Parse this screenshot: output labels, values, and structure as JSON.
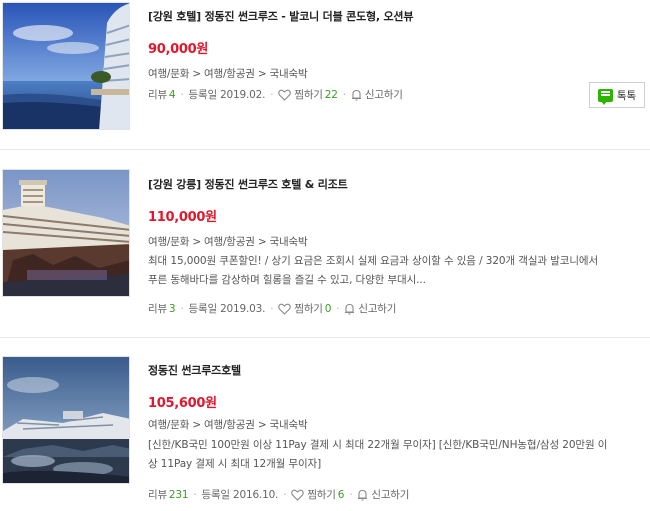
{
  "items": [
    {
      "title": "[강원 호텔] 정동진 썬크루즈 - 발코니 더블 콘도형, 오션뷰",
      "price": "90,000원",
      "category": "여행/문화 > 여행/항공권 > 국내숙박",
      "description": "",
      "review_label": "리뷰",
      "review_count": "4",
      "registered": "등록일 2019.02.",
      "wish_label": "찜하기",
      "wish_count": "22",
      "report_label": "신고하기",
      "talk_label": "톡톡"
    },
    {
      "title": "[강원 강릉] 정동진 썬크루즈 호텔 & 리조트",
      "price": "110,000원",
      "category": "여행/문화 > 여행/항공권 > 국내숙박",
      "description_line1": "최대 15,000원 쿠폰할인! / 상기 요금은 조회시 실제 요금과 상이할 수 있음 / 320개 객실과 발코니에서",
      "description_line2": "푸른 동해바다를 감상하며 힐롱을 즐길 수 있고, 다양한 부대시...",
      "review_label": "리뷰",
      "review_count": "3",
      "registered": "등록일 2019.03.",
      "wish_label": "찜하기",
      "wish_count": "0",
      "report_label": "신고하기"
    },
    {
      "title": "정동진 썬크루즈호텔",
      "price": "105,600원",
      "category": "여행/문화 > 여행/항공권 > 국내숙박",
      "description_line1": "[신한/KB국민 100만원 이상 11Pay 결제 시 최대 22개월 무이자] [신한/KB국민/NH농협/삼성 20만원 이",
      "description_line2": "상 11Pay 결제 시 최대 12개월 무이자]",
      "review_label": "리뷰",
      "review_count": "231",
      "registered": "등록일 2016.10.",
      "wish_label": "찜하기",
      "wish_count": "6",
      "report_label": "신고하기"
    }
  ],
  "colors": {
    "price": "#e2172d",
    "count": "#3a9d23",
    "talk_icon": "#2db400"
  },
  "icons": {
    "wish": "heart-icon",
    "report": "bell-icon",
    "talk": "talk-icon"
  }
}
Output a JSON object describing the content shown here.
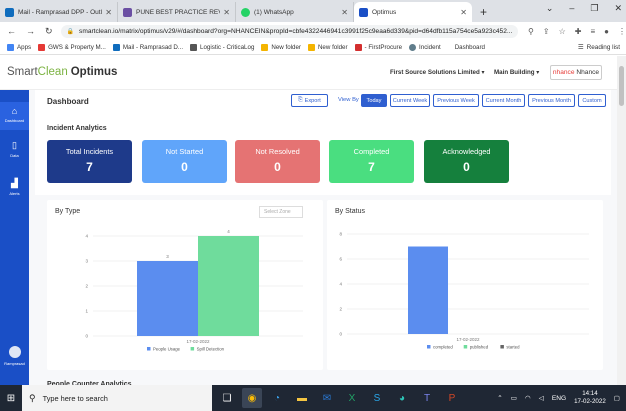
{
  "browser": {
    "tabs": [
      {
        "label": "Mail - Ramprasad DPP - Outlook",
        "color": "#0f6cbd",
        "icon": "outlook-icon"
      },
      {
        "label": "PUNE BEST PRACTICE REVIEW FO",
        "color": "#6b4fa3",
        "icon": "document-icon"
      },
      {
        "label": "(1) WhatsApp",
        "color": "#25d366",
        "icon": "whatsapp-icon"
      },
      {
        "label": "Optimus",
        "color": "#1a4fc6",
        "icon": "optimus-icon"
      }
    ],
    "url": "smartclean.io/matrix/optimus/v29/#/dashboard?org=NHANCEIN&propId=cbfe4322446941c3991f25c9eaa6d339&pid=d64dfb115a754ce5a923c452...",
    "bookmarks": [
      {
        "label": "Apps",
        "color": "#4285f4"
      },
      {
        "label": "GWS & Property M...",
        "color": "#e53935"
      },
      {
        "label": "Mail - Ramprasad D...",
        "color": "#0f6cbd"
      },
      {
        "label": "Logistic - CriticaLog",
        "color": "#555555"
      },
      {
        "label": "New folder",
        "color": "#f4b400"
      },
      {
        "label": "New folder",
        "color": "#f4b400"
      },
      {
        "label": "- FirstProcure",
        "color": "#d32f2f"
      },
      {
        "label": "Incident",
        "color": "#607d8b"
      },
      {
        "label": "Dashboard",
        "color": "#9e9e9e"
      }
    ],
    "reading_list": "Reading list"
  },
  "app": {
    "logo_smart": "Smart",
    "logo_clean": "Clean",
    "logo_product": "Optimus",
    "org_selector": "First Source Solutions Limited",
    "building_selector": "Main Building",
    "user_prefix": "nhance",
    "user_name": "Nhance"
  },
  "sidebar": {
    "items": [
      {
        "label": "Dashboard",
        "icon": "home-icon"
      },
      {
        "label": "Data",
        "icon": "document-icon"
      },
      {
        "label": "Alerts",
        "icon": "bar-chart-icon"
      }
    ],
    "user": "Ramprasad"
  },
  "dashboard": {
    "title": "Dashboard",
    "export_label": "Export",
    "view_by_label": "View By",
    "periods": [
      "Today",
      "Current Week",
      "Previous Week",
      "Current Month",
      "Previous Month",
      "Custom"
    ],
    "active_period": "Today"
  },
  "incident_analytics": {
    "title": "Incident Analytics",
    "cards": [
      {
        "label": "Total Incidents",
        "value": "7",
        "color": "#1e3a8a"
      },
      {
        "label": "Not Started",
        "value": "0",
        "color": "#60a5fa"
      },
      {
        "label": "Not Resolved",
        "value": "0",
        "color": "#e57373"
      },
      {
        "label": "Completed",
        "value": "7",
        "color": "#4ade80"
      },
      {
        "label": "Acknowledged",
        "value": "0",
        "color": "#15803d"
      }
    ]
  },
  "by_type": {
    "title": "By Type",
    "zone_placeholder": "Select Zone"
  },
  "by_status": {
    "title": "By Status"
  },
  "chart_data": [
    {
      "type": "bar",
      "title": "By Type",
      "categories": [
        "17-02-2022"
      ],
      "series": [
        {
          "name": "People Usage",
          "values": [
            3
          ],
          "color": "#5b8def"
        },
        {
          "name": "Spill Detection",
          "values": [
            4
          ],
          "color": "#6fdc9c"
        }
      ],
      "data_labels": [
        "3",
        "4"
      ],
      "ylim": [
        0,
        4
      ],
      "yticks": [
        "0",
        "1",
        "2",
        "3",
        "4"
      ],
      "legend": "bottom"
    },
    {
      "type": "bar",
      "title": "By Status",
      "categories": [
        "17-02-2022"
      ],
      "series": [
        {
          "name": "completed",
          "values": [
            7
          ],
          "color": "#5b8def"
        },
        {
          "name": "published",
          "values": [
            0
          ],
          "color": "#6fdc9c"
        },
        {
          "name": "started",
          "values": [
            0
          ],
          "color": "#666666"
        }
      ],
      "ylim": [
        0,
        8
      ],
      "yticks": [
        "0",
        "2",
        "4",
        "6",
        "8"
      ],
      "legend": "bottom"
    }
  ],
  "next_section": "People Counter Analytics",
  "taskbar": {
    "search_placeholder": "Type here to search",
    "language": "ENG",
    "time": "14:14",
    "date": "17-02-2022"
  }
}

######

[Stated exercise] Without the pictures, reproduce every line of the records above exactly.

[Output of the exercise]
Parse this screenshot: output labels, values, and structure as JSON.
{
  "items": [
    {
      "title": "[강원 호텔] 정동진 썬크루즈 - 발코니 더블 콘도형, 오션뷰",
      "price": "90,000원",
      "category": "여행/문화 > 여행/항공권 > 국내숙박",
      "description": "",
      "review_label": "리뷰",
      "review_count": "4",
      "registered": "등록일 2019.02.",
      "wish_label": "찜하기",
      "wish_count": "22",
      "report_label": "신고하기",
      "talk_label": "톡톡"
    },
    {
      "title": "[강원 강릉] 정동진 썬크루즈 호텔 & 리조트",
      "price": "110,000원",
      "category": "여행/문화 > 여행/항공권 > 국내숙박",
      "description_line1": "최대 15,000원 쿠폰할인! / 상기 요금은 조회시 실제 요금과 상이할 수 있음 / 320개 객실과 발코니에서",
      "description_line2": "푸른 동해바다를 감상하며 힐롱을 즐길 수 있고, 다양한 부대시...",
      "review_label": "리뷰",
      "review_count": "3",
      "registered": "등록일 2019.03.",
      "wish_label": "찜하기",
      "wish_count": "0",
      "report_label": "신고하기"
    },
    {
      "title": "정동진 썬크루즈호텔",
      "price": "105,600원",
      "category": "여행/문화 > 여행/항공권 > 국내숙박",
      "description_line1": "[신한/KB국민 100만원 이상 11Pay 결제 시 최대 22개월 무이자] [신한/KB국민/NH농협/삼성 20만원 이",
      "description_line2": "상 11Pay 결제 시 최대 12개월 무이자]",
      "review_label": "리뷰",
      "review_count": "231",
      "registered": "등록일 2016.10.",
      "wish_label": "찜하기",
      "wish_count": "6",
      "report_label": "신고하기"
    }
  ],
  "colors": {
    "price": "#e2172d",
    "count": "#3a9d23",
    "talk_icon": "#2db400"
  },
  "icons": {
    "wish": "heart-icon",
    "report": "bell-icon",
    "talk": "talk-icon"
  }
}
Output a JSON object describing the content shown here.
{
  "browser": {
    "tabs": [
      {
        "label": "Mail - Ramprasad DPP - Outlook",
        "color": "#0f6cbd",
        "icon": "outlook-icon"
      },
      {
        "label": "PUNE BEST PRACTICE REVIEW FO",
        "color": "#6b4fa3",
        "icon": "document-icon"
      },
      {
        "label": "(1) WhatsApp",
        "color": "#25d366",
        "icon": "whatsapp-icon"
      },
      {
        "label": "Optimus",
        "color": "#1a4fc6",
        "icon": "optimus-icon"
      }
    ],
    "url": "smartclean.io/matrix/optimus/v29/#/dashboard?org=NHANCEIN&propId=cbfe4322446941c3991f25c9eaa6d339&pid=d64dfb115a754ce5a923c452...",
    "bookmarks": [
      {
        "label": "Apps",
        "color": "#4285f4"
      },
      {
        "label": "GWS & Property M...",
        "color": "#e53935"
      },
      {
        "label": "Mail - Ramprasad D...",
        "color": "#0f6cbd"
      },
      {
        "label": "Logistic - CriticaLog",
        "color": "#555555"
      },
      {
        "label": "New folder",
        "color": "#f4b400"
      },
      {
        "label": "New folder",
        "color": "#f4b400"
      },
      {
        "label": "- FirstProcure",
        "color": "#d32f2f"
      },
      {
        "label": "Incident",
        "color": "#607d8b"
      },
      {
        "label": "Dashboard",
        "color": "#9e9e9e"
      }
    ],
    "reading_list": "Reading list"
  },
  "app": {
    "logo_smart": "Smart",
    "logo_clean": "Clean",
    "logo_product": "Optimus",
    "org_selector": "First Source Solutions Limited",
    "building_selector": "Main Building",
    "user_prefix": "nhance",
    "user_name": "Nhance"
  },
  "sidebar": {
    "items": [
      {
        "label": "Dashboard",
        "icon": "home-icon"
      },
      {
        "label": "Data",
        "icon": "document-icon"
      },
      {
        "label": "Alerts",
        "icon": "bar-chart-icon"
      }
    ],
    "user": "Ramprasad"
  },
  "dashboard": {
    "title": "Dashboard",
    "export_label": "Export",
    "view_by_label": "View By",
    "periods": [
      "Today",
      "Current Week",
      "Previous Week",
      "Current Month",
      "Previous Month",
      "Custom"
    ],
    "active_period": "Today"
  },
  "incident_analytics": {
    "title": "Incident Analytics",
    "cards": [
      {
        "label": "Total Incidents",
        "value": "7",
        "color": "#1e3a8a"
      },
      {
        "label": "Not Started",
        "value": "0",
        "color": "#60a5fa"
      },
      {
        "label": "Not Resolved",
        "value": "0",
        "color": "#e57373"
      },
      {
        "label": "Completed",
        "value": "7",
        "color": "#4ade80"
      },
      {
        "label": "Acknowledged",
        "value": "0",
        "color": "#15803d"
      }
    ]
  },
  "by_type": {
    "title": "By Type",
    "zone_placeholder": "Select Zone"
  },
  "by_status": {
    "title": "By Status"
  },
  "chart_data": [
    {
      "type": "bar",
      "title": "By Type",
      "categories": [
        "17-02-2022"
      ],
      "series": [
        {
          "name": "People Usage",
          "values": [
            3
          ],
          "color": "#5b8def"
        },
        {
          "name": "Spill Detection",
          "values": [
            4
          ],
          "color": "#6fdc9c"
        }
      ],
      "data_labels": [
        "3",
        "4"
      ],
      "ylim": [
        0,
        4
      ],
      "yticks": [
        "0",
        "1",
        "2",
        "3",
        "4"
      ],
      "legend": "bottom"
    },
    {
      "type": "bar",
      "title": "By Status",
      "categories": [
        "17-02-2022"
      ],
      "series": [
        {
          "name": "completed",
          "values": [
            7
          ],
          "color": "#5b8def"
        },
        {
          "name": "published",
          "values": [
            0
          ],
          "color": "#6fdc9c"
        },
        {
          "name": "started",
          "values": [
            0
          ],
          "color": "#666666"
        }
      ],
      "ylim": [
        0,
        8
      ],
      "yticks": [
        "0",
        "2",
        "4",
        "6",
        "8"
      ],
      "legend": "bottom"
    }
  ],
  "next_section": "People Counter Analytics",
  "taskbar": {
    "search_placeholder": "Type here to search",
    "language": "ENG",
    "time": "14:14",
    "date": "17-02-2022"
  }
}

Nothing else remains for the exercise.